begin Extracted data

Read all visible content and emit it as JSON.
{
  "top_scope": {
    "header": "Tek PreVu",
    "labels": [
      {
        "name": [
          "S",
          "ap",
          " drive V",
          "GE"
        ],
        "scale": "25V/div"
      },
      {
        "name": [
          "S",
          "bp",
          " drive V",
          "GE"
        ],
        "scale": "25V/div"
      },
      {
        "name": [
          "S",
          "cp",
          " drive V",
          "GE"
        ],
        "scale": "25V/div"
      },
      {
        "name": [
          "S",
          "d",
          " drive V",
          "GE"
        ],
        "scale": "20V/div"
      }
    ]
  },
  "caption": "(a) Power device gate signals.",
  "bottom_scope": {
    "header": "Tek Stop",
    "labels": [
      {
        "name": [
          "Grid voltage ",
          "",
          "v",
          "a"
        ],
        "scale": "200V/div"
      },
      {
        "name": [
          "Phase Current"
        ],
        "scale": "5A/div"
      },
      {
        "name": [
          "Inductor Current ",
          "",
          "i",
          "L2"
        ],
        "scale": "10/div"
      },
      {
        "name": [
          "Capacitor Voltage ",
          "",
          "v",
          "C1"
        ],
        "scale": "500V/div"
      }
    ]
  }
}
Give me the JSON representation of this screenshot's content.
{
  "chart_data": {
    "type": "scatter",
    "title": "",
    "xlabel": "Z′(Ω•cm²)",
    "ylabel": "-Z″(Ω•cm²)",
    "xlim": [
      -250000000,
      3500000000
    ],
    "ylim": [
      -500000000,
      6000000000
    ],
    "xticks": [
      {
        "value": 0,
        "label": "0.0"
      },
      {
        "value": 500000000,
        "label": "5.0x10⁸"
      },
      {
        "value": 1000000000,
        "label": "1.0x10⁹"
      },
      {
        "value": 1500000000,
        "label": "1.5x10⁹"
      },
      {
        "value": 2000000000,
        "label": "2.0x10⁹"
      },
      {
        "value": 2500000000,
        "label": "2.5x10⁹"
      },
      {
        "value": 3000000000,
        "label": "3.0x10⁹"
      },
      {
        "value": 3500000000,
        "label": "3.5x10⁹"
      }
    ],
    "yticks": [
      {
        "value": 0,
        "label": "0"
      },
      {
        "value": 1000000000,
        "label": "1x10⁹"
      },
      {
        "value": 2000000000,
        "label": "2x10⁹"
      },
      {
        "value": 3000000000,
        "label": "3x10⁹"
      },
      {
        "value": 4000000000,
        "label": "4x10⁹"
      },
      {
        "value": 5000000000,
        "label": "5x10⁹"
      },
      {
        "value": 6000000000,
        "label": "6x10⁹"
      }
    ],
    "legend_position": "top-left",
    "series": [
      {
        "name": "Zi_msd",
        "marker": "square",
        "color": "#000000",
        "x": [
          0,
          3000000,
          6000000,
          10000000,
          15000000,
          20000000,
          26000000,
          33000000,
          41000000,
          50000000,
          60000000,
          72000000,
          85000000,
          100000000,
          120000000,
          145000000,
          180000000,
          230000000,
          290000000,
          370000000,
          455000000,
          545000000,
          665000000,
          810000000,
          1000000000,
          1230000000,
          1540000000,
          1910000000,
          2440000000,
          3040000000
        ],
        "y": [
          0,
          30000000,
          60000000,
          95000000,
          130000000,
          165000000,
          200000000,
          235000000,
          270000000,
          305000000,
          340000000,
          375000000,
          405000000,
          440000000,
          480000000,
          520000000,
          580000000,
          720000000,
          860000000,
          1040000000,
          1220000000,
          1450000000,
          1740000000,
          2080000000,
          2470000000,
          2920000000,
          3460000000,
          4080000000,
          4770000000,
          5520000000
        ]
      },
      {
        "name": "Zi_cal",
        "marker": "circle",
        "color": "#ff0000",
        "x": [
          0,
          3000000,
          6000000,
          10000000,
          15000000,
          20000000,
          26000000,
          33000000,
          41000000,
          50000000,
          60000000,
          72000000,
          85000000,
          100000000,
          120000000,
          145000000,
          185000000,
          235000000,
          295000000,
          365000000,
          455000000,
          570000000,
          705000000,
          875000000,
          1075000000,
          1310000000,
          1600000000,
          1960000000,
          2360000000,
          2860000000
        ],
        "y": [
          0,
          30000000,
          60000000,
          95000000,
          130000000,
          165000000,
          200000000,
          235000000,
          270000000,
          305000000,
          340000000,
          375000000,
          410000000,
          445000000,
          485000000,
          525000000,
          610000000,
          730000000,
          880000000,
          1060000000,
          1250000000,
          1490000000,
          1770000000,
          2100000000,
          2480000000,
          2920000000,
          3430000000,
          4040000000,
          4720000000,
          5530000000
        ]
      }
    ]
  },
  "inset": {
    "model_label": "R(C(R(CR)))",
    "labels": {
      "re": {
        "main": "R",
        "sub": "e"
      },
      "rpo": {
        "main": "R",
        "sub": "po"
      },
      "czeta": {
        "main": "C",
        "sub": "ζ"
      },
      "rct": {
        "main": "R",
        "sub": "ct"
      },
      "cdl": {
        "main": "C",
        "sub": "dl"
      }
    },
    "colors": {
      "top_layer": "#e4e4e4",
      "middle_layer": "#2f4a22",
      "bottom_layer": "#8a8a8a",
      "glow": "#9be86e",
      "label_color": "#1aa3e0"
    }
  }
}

end Extracted data

Each line that holds the word "scale" is to be copied.

■ Exercise output
        "scale": "25V/div"
        "scale": "25V/div"
        "scale": "25V/div"
        "scale": "20V/div"
        "scale": "200V/div"
        "scale": "5A/div"
        "scale": "10/div"
        "scale": "500V/div"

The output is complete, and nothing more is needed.